-- START OF The input --

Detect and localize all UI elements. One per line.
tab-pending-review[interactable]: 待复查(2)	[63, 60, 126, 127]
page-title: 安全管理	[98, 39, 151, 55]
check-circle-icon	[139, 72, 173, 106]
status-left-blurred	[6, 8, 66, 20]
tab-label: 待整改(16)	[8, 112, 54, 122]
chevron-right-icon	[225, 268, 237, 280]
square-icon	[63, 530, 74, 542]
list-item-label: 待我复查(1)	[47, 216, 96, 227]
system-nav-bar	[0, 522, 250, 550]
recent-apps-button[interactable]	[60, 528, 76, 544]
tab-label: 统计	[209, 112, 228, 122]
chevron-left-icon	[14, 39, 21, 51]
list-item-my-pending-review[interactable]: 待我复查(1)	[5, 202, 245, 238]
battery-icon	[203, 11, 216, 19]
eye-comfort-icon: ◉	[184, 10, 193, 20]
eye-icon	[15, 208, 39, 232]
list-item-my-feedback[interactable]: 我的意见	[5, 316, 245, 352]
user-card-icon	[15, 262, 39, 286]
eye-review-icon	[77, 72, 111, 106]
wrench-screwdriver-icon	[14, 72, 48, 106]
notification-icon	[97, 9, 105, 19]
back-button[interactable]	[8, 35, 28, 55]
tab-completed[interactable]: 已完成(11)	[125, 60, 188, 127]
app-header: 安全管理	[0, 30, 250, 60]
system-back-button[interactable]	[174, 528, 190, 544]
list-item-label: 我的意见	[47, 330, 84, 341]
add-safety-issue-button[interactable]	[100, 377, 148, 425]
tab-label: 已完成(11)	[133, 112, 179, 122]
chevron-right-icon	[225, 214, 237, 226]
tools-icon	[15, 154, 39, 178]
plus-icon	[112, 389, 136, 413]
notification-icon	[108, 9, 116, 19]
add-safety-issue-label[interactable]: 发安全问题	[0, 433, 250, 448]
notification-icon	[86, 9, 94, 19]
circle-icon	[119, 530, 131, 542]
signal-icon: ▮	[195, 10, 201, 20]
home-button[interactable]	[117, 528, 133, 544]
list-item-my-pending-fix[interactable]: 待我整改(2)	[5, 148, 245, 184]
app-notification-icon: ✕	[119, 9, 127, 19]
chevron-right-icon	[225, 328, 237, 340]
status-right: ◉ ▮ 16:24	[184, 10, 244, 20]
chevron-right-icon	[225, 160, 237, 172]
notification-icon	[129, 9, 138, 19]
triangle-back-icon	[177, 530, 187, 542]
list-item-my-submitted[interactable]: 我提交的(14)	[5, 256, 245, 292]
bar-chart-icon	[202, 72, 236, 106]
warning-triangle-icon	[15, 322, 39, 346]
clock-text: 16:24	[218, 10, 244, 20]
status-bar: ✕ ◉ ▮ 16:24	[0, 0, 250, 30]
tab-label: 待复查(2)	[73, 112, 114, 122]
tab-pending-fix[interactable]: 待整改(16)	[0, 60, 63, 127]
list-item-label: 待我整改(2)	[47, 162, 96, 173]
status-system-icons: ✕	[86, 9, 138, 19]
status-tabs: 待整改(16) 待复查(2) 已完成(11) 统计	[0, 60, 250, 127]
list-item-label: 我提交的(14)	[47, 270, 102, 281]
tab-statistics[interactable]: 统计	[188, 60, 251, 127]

-- END OF The input --

Write out the entries as a numbered list, starting at their first line and going up to and including the line with "154, 39, 178]", and leave out any blank lines.

**Solution to this exercise**
1. Detect and localize all UI elements. One per line.
2. tab-pending-review[interactable]: 待复查(2)	[63, 60, 126, 127]
3. page-title: 安全管理	[98, 39, 151, 55]
4. check-circle-icon	[139, 72, 173, 106]
5. status-left-blurred	[6, 8, 66, 20]
6. tab-label: 待整改(16)	[8, 112, 54, 122]
7. chevron-right-icon	[225, 268, 237, 280]
8. square-icon	[63, 530, 74, 542]
9. list-item-label: 待我复查(1)	[47, 216, 96, 227]
10. system-nav-bar	[0, 522, 250, 550]
11. recent-apps-button[interactable]	[60, 528, 76, 544]
12. tab-label: 统计	[209, 112, 228, 122]
13. chevron-left-icon	[14, 39, 21, 51]
14. list-item-my-pending-review[interactable]: 待我复查(1)	[5, 202, 245, 238]
15. battery-icon	[203, 11, 216, 19]
16. eye-comfort-icon: ◉	[184, 10, 193, 20]
17. eye-icon	[15, 208, 39, 232]
18. list-item-my-feedback[interactable]: 我的意见	[5, 316, 245, 352]
19. user-card-icon	[15, 262, 39, 286]
20. eye-review-icon	[77, 72, 111, 106]
21. wrench-screwdriver-icon	[14, 72, 48, 106]
22. notification-icon	[97, 9, 105, 19]
23. back-button[interactable]	[8, 35, 28, 55]
24. tab-completed[interactable]: 已完成(11)	[125, 60, 188, 127]
25. app-header: 安全管理	[0, 30, 250, 60]
26. system-back-button[interactable]	[174, 528, 190, 544]
27. list-item-label: 我的意见	[47, 330, 84, 341]
28. add-safety-issue-button[interactable]	[100, 377, 148, 425]
29. tab-label: 已完成(11)	[133, 112, 179, 122]
30. chevron-right-icon	[225, 214, 237, 226]
31. tools-icon	[15, 154, 39, 178]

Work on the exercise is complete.